= Beginning of Section =

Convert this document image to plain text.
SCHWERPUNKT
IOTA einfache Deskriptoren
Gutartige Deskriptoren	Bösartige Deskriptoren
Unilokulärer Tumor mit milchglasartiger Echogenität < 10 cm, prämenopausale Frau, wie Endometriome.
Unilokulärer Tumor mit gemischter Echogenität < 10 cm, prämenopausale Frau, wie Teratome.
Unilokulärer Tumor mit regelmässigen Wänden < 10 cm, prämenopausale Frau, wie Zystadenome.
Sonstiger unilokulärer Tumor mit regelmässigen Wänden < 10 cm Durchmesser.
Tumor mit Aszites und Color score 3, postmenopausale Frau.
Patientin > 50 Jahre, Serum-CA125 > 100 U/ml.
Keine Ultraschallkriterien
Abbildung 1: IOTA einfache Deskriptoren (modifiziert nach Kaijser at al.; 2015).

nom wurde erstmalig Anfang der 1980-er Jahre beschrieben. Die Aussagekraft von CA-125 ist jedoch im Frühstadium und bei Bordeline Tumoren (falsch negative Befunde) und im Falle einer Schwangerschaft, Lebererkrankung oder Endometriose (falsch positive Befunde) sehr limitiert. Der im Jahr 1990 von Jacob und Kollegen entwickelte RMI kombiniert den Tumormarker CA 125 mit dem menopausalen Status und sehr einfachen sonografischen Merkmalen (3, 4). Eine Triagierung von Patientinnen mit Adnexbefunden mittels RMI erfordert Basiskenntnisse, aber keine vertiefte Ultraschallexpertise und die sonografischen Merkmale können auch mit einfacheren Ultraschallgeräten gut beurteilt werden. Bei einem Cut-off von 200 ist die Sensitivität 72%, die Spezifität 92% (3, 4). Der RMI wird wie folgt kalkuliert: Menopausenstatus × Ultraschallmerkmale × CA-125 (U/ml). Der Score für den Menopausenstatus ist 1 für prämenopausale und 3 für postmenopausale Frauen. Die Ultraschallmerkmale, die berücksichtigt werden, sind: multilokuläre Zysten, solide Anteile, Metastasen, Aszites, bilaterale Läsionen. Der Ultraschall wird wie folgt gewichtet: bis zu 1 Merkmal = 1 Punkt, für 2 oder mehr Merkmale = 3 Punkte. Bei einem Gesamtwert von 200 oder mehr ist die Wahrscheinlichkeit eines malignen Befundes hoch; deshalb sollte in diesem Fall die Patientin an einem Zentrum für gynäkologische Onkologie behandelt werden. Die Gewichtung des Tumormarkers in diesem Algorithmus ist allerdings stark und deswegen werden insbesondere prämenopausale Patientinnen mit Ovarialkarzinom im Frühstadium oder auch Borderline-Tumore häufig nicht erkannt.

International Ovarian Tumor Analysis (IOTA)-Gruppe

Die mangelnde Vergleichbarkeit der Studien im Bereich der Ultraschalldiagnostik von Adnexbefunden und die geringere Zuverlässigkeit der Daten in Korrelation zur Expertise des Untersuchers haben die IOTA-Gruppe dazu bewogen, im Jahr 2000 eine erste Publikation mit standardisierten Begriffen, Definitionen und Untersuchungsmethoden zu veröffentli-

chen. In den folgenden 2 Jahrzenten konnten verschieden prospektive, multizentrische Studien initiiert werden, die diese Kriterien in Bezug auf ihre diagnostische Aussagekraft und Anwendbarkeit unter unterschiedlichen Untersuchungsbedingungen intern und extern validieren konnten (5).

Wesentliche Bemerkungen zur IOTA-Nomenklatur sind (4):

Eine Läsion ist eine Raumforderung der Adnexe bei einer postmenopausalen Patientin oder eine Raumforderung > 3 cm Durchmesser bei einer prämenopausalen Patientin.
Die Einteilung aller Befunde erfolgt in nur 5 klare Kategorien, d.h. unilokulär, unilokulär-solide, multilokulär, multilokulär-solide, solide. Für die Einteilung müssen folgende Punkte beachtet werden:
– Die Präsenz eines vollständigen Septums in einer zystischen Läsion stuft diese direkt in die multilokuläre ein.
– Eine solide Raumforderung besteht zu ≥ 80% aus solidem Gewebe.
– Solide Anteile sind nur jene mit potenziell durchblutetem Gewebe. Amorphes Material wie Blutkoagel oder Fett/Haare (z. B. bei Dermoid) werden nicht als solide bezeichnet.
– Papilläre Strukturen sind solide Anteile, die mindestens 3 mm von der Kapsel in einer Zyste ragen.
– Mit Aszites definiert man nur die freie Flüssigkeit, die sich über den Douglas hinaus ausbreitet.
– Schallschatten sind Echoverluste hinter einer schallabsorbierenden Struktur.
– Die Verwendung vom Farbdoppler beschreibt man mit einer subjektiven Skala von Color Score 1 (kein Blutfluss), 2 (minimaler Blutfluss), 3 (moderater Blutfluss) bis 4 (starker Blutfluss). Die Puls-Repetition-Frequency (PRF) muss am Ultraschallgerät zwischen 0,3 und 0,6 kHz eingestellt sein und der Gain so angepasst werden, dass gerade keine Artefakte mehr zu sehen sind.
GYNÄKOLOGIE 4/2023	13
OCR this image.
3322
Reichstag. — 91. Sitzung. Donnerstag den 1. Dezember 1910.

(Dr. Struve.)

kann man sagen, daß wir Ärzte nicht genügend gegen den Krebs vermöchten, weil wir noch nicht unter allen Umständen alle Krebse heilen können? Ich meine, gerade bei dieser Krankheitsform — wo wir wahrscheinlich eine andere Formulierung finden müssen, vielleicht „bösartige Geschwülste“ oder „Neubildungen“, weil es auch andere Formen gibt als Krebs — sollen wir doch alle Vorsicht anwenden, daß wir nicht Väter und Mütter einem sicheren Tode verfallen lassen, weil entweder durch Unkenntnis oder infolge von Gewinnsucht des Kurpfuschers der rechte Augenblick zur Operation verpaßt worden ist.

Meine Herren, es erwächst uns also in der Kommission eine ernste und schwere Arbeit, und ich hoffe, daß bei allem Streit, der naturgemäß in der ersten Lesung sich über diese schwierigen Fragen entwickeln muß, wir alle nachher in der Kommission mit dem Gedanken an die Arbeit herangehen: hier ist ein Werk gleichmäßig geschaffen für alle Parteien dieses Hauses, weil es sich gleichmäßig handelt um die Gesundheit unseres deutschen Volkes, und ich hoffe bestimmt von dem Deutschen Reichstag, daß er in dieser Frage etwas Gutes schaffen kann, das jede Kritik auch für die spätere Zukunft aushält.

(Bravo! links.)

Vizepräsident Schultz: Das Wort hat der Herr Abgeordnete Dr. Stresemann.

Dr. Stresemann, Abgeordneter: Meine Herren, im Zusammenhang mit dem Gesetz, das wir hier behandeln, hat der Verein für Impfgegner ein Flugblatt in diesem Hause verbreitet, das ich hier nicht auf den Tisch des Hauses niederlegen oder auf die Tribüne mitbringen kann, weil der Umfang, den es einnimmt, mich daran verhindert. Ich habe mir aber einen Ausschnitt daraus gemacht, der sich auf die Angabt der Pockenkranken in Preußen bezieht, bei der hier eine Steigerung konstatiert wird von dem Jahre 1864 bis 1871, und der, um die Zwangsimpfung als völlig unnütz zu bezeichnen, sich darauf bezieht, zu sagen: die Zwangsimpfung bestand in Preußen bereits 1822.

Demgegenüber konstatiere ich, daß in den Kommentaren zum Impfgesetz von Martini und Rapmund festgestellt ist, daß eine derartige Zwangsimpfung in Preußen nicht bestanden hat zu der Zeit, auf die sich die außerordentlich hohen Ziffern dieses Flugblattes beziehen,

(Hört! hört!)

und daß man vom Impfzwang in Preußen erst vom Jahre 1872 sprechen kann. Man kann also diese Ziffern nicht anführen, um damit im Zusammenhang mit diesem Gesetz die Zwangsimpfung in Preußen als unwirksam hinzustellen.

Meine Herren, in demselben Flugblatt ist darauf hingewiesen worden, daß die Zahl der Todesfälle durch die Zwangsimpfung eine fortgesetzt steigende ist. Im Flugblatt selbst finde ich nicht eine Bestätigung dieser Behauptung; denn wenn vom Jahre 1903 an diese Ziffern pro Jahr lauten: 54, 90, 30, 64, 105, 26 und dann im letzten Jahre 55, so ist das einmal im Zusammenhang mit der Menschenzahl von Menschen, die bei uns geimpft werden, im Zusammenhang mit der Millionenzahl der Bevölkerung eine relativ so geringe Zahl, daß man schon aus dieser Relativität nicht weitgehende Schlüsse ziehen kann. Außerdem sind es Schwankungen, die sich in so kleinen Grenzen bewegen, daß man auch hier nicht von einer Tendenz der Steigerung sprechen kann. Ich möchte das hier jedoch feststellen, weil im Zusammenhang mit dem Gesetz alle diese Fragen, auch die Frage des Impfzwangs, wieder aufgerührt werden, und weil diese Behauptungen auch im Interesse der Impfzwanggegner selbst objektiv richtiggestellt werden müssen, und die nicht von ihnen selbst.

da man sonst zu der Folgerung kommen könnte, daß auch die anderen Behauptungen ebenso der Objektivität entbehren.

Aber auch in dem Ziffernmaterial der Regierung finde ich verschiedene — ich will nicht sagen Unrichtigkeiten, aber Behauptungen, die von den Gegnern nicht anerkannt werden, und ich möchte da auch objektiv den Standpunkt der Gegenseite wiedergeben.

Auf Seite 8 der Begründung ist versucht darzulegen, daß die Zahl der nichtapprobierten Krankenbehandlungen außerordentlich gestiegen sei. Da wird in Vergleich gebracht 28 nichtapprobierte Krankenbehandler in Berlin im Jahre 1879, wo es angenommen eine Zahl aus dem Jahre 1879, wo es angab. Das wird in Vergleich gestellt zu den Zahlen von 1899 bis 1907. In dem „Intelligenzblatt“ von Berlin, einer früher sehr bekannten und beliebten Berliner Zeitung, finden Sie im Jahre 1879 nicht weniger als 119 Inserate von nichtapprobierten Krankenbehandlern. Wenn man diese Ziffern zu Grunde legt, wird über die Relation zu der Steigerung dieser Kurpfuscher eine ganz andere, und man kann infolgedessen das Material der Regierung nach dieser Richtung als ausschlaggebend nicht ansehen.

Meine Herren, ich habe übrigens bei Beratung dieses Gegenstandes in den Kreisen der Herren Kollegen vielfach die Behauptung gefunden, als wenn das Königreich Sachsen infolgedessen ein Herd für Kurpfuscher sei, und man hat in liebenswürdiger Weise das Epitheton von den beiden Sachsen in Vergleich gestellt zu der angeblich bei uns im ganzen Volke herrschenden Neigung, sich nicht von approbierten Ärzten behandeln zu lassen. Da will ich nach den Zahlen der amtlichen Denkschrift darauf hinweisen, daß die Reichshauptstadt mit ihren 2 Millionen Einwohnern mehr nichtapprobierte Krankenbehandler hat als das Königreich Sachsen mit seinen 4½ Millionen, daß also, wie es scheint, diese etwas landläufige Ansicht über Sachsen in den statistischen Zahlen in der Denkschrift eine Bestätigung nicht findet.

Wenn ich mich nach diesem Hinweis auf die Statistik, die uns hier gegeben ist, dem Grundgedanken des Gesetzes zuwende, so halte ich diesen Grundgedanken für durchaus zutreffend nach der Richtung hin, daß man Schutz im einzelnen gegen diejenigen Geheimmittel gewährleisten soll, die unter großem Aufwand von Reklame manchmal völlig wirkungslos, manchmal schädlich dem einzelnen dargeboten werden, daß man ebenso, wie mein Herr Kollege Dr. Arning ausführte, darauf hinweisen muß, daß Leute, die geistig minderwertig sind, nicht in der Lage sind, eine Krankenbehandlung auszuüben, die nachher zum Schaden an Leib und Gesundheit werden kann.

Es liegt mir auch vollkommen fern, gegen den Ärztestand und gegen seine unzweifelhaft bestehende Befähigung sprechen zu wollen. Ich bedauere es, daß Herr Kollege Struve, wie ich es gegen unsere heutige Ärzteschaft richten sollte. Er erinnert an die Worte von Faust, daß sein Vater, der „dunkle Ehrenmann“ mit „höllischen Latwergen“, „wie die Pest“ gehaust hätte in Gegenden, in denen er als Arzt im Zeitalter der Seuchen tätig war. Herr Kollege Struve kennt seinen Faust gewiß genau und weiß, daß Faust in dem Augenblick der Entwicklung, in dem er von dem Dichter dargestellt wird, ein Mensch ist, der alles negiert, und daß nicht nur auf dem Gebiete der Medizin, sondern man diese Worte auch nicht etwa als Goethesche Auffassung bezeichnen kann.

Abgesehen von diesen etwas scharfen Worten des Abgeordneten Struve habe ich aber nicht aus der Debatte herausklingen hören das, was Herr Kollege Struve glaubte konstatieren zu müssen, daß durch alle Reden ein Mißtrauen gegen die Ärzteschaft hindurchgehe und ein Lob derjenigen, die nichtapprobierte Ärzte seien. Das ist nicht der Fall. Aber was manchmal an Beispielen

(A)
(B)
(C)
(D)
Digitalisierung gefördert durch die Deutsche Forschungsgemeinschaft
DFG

= End of Section =

> [EXERCISE DETAILS]:
When a line in the entries above holds the word "Gewebe", add it to the count, then state only the count.

> [SOLUTION]:
2